Check every line of the material below for "value". Give the number of lines that have it, and only that.
++++++++++++++++++++
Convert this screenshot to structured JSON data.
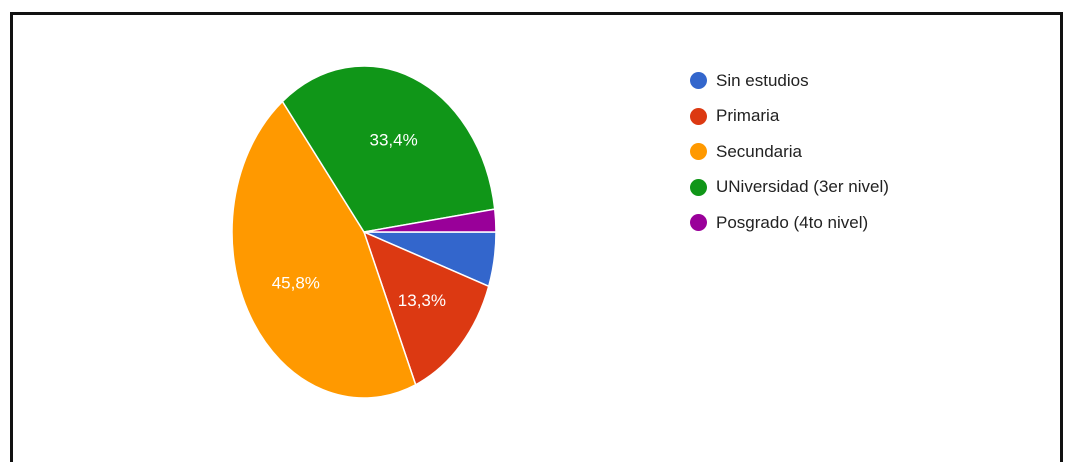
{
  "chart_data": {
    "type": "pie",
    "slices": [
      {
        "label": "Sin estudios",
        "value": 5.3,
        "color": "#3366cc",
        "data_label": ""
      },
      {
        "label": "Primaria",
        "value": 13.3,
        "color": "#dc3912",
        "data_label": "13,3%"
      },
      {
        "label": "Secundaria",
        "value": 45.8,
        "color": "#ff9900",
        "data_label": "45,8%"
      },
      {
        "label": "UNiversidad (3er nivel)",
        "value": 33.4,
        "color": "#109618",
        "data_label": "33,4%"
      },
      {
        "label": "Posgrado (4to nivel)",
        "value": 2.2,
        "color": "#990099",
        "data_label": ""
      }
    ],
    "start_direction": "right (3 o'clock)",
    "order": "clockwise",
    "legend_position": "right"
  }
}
++++++++++++++++++++
--- Task result ---
5